TO DO
From the entries below, copy every line that holds the word "HOLLY".

RECORDS FOR THIS EXERCISE
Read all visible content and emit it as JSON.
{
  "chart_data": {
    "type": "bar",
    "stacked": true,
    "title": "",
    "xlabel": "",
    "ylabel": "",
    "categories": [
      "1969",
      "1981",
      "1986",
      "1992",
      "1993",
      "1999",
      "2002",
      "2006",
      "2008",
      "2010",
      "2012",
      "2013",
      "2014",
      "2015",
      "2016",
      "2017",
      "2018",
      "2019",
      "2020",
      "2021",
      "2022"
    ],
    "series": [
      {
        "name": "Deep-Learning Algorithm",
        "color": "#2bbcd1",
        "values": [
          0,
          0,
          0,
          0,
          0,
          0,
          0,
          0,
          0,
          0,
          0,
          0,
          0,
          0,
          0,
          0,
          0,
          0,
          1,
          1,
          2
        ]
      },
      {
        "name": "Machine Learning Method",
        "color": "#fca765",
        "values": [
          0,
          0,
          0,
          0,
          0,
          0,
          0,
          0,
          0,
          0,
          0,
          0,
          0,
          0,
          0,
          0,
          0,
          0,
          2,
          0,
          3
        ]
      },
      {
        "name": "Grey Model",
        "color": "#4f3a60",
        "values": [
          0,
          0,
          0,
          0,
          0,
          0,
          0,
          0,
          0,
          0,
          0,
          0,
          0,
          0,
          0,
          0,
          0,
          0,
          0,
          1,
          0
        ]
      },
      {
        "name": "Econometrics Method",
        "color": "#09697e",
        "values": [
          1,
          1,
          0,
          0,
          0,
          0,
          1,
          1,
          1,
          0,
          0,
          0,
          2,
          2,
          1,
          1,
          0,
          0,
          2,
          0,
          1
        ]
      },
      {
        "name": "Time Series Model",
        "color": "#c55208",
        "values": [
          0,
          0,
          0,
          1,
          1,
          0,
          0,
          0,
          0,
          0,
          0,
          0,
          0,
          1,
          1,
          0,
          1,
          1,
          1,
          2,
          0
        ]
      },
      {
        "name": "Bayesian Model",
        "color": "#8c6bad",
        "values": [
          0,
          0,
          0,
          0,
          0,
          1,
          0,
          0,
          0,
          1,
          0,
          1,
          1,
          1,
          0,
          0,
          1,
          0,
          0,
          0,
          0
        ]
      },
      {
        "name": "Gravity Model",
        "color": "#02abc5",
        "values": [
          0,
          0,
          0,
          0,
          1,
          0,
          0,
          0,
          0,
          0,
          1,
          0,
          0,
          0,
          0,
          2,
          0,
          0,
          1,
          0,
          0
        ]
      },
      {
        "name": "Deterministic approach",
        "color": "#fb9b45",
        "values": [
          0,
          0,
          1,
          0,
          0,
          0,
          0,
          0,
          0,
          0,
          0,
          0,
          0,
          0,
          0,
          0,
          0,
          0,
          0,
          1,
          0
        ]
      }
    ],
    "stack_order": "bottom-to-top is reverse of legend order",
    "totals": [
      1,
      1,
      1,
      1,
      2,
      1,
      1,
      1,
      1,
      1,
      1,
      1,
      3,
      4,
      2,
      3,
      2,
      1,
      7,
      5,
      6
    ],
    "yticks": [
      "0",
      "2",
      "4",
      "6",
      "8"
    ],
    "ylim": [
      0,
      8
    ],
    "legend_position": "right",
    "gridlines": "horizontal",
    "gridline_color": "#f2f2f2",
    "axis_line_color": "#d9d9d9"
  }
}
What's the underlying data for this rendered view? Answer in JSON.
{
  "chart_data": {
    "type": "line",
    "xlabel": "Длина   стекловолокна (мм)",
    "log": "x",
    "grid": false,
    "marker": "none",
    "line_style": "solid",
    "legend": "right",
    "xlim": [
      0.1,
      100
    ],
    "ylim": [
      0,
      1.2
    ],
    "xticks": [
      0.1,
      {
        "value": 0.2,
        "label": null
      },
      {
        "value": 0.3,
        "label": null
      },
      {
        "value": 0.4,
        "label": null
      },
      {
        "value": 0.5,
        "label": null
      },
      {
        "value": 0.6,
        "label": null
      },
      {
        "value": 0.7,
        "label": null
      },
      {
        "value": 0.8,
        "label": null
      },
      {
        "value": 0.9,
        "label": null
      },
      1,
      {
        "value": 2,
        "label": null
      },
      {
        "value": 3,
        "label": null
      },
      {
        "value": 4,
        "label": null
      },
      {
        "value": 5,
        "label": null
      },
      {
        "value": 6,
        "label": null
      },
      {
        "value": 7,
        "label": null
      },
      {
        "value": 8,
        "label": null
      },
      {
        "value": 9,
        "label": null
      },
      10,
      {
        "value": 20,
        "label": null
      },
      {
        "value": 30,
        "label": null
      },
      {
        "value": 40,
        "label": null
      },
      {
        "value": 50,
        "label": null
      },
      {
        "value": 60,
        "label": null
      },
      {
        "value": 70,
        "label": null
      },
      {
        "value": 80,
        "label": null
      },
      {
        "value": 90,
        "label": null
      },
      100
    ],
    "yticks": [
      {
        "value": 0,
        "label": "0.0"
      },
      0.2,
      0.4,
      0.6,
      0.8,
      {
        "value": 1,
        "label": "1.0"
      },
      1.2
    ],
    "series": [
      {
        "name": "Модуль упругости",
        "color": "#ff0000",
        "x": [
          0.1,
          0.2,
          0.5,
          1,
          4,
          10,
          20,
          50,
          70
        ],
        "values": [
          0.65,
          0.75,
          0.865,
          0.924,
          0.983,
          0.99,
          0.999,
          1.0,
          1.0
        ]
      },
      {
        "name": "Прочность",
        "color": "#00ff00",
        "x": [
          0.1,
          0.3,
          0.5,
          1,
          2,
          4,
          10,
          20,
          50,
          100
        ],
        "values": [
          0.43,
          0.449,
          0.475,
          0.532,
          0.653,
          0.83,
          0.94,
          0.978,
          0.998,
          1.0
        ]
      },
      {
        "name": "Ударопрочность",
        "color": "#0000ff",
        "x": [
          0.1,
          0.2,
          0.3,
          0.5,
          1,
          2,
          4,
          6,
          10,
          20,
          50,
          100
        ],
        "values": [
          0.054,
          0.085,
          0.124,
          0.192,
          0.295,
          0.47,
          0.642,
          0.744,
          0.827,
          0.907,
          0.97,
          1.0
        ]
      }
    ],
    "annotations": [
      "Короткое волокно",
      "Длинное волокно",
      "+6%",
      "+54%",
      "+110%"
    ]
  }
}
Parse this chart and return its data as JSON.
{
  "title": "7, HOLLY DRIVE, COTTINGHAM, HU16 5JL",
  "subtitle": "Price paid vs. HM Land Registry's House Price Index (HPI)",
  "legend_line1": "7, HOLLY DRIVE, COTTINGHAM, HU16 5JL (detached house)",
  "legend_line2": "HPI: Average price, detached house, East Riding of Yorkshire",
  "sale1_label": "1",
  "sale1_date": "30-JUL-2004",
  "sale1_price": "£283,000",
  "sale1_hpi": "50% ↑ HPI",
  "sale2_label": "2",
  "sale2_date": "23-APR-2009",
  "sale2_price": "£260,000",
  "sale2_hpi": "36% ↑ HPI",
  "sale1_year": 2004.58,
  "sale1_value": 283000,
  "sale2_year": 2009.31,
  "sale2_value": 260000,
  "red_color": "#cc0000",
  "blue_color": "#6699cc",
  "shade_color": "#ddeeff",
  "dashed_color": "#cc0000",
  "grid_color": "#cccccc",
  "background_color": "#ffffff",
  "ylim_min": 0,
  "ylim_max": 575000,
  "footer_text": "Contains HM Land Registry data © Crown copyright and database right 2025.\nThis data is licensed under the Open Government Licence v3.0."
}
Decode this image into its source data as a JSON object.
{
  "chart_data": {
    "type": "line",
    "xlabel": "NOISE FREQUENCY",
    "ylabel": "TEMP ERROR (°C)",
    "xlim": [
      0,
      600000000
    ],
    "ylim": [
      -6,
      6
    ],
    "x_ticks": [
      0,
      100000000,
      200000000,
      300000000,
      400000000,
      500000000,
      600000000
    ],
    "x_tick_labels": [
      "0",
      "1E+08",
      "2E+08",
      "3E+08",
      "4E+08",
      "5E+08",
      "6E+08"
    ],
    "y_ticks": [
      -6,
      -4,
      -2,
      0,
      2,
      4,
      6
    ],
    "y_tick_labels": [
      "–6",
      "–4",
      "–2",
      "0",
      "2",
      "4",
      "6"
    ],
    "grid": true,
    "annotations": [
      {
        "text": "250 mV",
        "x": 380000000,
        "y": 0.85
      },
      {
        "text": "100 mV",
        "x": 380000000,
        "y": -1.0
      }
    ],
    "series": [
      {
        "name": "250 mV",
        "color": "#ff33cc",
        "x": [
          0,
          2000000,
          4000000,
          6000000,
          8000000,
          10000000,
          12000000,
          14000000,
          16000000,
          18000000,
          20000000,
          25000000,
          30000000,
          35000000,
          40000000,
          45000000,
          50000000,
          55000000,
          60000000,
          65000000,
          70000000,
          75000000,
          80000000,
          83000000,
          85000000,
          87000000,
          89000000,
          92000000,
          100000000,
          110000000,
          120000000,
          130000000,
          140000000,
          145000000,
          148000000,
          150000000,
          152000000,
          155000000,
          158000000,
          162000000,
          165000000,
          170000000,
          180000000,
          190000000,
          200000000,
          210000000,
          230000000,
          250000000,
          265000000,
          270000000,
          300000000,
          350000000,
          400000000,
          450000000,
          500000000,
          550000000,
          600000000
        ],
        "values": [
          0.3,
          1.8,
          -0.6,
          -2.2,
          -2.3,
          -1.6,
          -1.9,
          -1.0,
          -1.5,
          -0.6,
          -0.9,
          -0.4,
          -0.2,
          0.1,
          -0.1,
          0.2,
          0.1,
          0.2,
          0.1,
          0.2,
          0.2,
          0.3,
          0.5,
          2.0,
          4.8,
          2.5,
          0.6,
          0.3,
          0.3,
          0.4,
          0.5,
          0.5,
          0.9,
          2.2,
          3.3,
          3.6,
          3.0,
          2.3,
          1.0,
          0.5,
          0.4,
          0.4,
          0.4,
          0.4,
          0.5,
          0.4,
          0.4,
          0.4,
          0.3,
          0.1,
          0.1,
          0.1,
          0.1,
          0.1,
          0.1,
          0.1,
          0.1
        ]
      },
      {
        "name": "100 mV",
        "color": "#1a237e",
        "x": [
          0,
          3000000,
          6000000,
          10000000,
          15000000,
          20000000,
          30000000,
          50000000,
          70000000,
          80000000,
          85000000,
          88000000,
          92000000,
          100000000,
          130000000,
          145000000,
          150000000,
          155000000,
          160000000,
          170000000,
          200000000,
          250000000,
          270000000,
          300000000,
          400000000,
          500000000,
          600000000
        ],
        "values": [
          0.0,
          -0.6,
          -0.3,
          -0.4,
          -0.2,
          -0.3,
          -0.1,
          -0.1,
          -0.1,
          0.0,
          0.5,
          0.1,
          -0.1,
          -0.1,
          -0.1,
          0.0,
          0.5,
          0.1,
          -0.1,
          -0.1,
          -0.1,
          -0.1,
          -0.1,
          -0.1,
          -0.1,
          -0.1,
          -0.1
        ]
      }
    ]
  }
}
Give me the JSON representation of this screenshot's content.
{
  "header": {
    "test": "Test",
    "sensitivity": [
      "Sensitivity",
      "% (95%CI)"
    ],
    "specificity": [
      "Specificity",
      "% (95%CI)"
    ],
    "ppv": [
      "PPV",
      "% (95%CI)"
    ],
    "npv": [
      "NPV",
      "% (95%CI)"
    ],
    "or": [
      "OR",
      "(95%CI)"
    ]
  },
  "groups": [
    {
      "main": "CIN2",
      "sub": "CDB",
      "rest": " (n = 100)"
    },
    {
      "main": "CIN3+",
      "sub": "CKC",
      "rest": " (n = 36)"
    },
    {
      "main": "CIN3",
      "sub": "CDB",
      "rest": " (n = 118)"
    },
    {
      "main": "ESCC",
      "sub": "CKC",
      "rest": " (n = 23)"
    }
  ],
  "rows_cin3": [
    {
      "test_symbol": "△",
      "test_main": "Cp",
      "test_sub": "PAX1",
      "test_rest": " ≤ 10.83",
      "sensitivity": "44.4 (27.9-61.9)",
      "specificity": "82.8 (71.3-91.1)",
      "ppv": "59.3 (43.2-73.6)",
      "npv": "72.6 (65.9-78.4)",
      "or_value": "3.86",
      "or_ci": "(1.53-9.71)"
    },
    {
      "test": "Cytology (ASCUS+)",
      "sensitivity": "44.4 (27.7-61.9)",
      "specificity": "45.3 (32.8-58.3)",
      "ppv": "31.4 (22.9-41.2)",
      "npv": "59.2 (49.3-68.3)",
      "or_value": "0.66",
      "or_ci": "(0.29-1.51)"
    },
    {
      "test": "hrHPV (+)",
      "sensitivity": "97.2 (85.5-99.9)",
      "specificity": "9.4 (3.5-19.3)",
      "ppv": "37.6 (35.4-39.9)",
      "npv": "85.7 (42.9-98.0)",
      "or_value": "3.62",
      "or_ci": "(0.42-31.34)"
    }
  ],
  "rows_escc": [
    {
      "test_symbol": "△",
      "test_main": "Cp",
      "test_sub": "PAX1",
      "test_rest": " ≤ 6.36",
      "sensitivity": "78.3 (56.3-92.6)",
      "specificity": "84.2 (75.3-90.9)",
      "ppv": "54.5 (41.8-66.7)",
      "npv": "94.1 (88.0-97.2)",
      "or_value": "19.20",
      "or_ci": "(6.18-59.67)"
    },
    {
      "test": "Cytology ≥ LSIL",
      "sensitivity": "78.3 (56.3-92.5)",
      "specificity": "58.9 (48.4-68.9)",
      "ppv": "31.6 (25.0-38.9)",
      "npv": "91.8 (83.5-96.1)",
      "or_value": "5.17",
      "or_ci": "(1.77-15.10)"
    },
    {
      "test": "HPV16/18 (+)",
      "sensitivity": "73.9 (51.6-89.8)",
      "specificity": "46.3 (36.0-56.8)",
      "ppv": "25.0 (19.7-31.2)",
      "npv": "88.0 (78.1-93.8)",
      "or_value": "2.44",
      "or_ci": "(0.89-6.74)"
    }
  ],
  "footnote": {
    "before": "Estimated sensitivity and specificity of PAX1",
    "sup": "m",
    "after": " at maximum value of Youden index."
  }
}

TASK ANSWER
  "title": "7, HOLLY DRIVE, COTTINGHAM, HU16 5JL",
  "legend_line1": "7, HOLLY DRIVE, COTTINGHAM, HU16 5JL (detached house)",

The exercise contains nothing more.